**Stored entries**
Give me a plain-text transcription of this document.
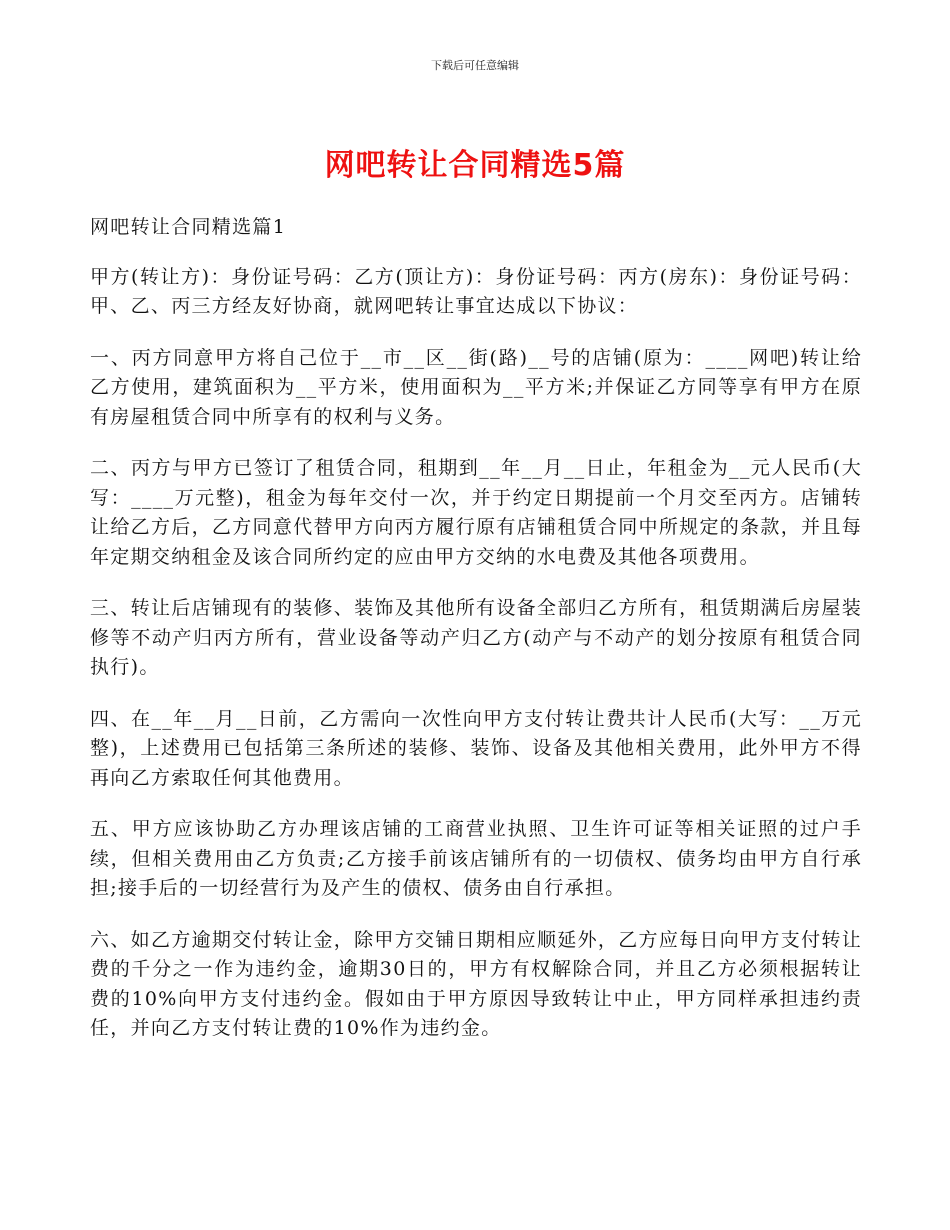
下载后可任意编辑
网吧转让合同精选5篇

网吧转让合同精选篇1

甲方(转让方)：身份证号码：乙方(顶让方)：身份证号码：丙方(房东)：身份证号码：甲、乙、丙三方经友好协商，就网吧转让事宜达成以下协议：

一、丙方同意甲方将自己位于__市__区__街(路)__号的店铺(原为：____网吧)转让给乙方使用，建筑面积为__平方米，使用面积为__平方米;并保证乙方同等享有甲方在原有房屋租赁合同中所享有的权利与义务。

二、丙方与甲方已签订了租赁合同，租期到__年__月__日止，年租金为__元人民币(大写：____万元整)，租金为每年交付一次，并于约定日期提前一个月交至丙方。店铺转让给乙方后，乙方同意代替甲方向丙方履行原有店铺租赁合同中所规定的条款，并且每年定期交纳租金及该合同所约定的应由甲方交纳的水电费及其他各项费用。

三、转让后店铺现有的装修、装饰及其他所有设备全部归乙方所有，租赁期满后房屋装修等不动产归丙方所有，营业设备等动产归乙方(动产与不动产的划分按原有租赁合同执行)。

四、在__年__月__日前，乙方需向一次性向甲方支付转让费共计人民币(大写：__万元整)，上述费用已包括第三条所述的装修、装饰、设备及其他相关费用，此外甲方不得再向乙方索取任何其他费用。

五、甲方应该协助乙方办理该店铺的工商营业执照、卫生许可证等相关证照的过户手续，但相关费用由乙方负责;乙方接手前该店铺所有的一切债权、债务均由甲方自行承担;接手后的一切经营行为及产生的债权、债务由自行承担。

六、如乙方逾期交付转让金，除甲方交铺日期相应顺延外，乙方应每日向甲方支付转让费的千分之一作为违约金，逾期30日的，甲方有权解除合同，并且乙方必须根据转让费的10%向甲方支付违约金。假如由于甲方原因导致转让中止，甲方同样承担违约责任，并向乙方支付转让费的10%作为违约金。
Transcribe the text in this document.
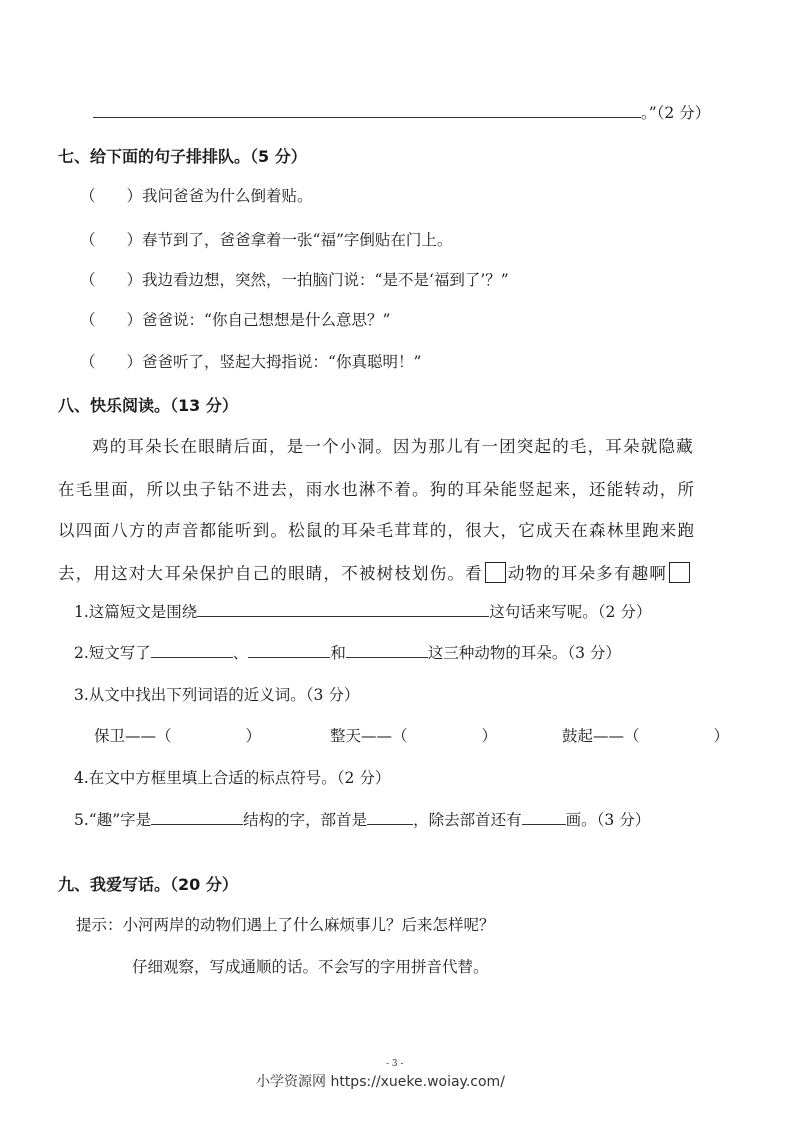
。”（2 分）
七、给下面的句子排排队。（5 分）
（　　）我问爸爸为什么倒着贴。
（　　）春节到了，爸爸拿着一张“福”字倒贴在门上。
（　　）我边看边想，突然，一拍脑门说：“是不是‘福到了’？”
（　　）爸爸说：“你自己想想是什么意思？”
（　　）爸爸听了，竖起大拇指说：“你真聪明！”
八、快乐阅读。（13 分）
鸡的耳朵长在眼睛后面，是一个小洞。因为那儿有一团突起的毛，耳朵就隐藏
在毛里面，所以虫子钻不进去，雨水也淋不着。狗的耳朵能竖起来，还能转动，所
以四面八方的声音都能听到。松鼠的耳朵毛茸茸的，很大，它成天在森林里跑来跑
去，用这对大耳朵保护自己的眼睛，不被树枝划伤。看 动物的耳朵多有趣啊
1.这篇短文是围绕	这句话来写呢。（2 分）
2.短文写了	、	和	这三种动物的耳朵。（3 分）
3.从文中找出下列词语的近义词。（3 分）
保卫——（	）	整天——（	）	鼓起——（	）
4.在文中方框里填上合适的标点符号。（2 分）
5.“趣”字是	结构的字，部首是	，除去部首还有	画。（3 分）
九、我爱写话。（20 分）
提示：小河两岸的动物们遇上了什么麻烦事儿？后来怎样呢？
仔细观察，写成通顺的话。不会写的字用拼音代替。
- 3 -
小学资源网 https://xueke.woiay.com/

**THE PROBLEM**
Lines holding the word "document" should be counted across the entries; state only how many there are.

**FULL ANSWER**
2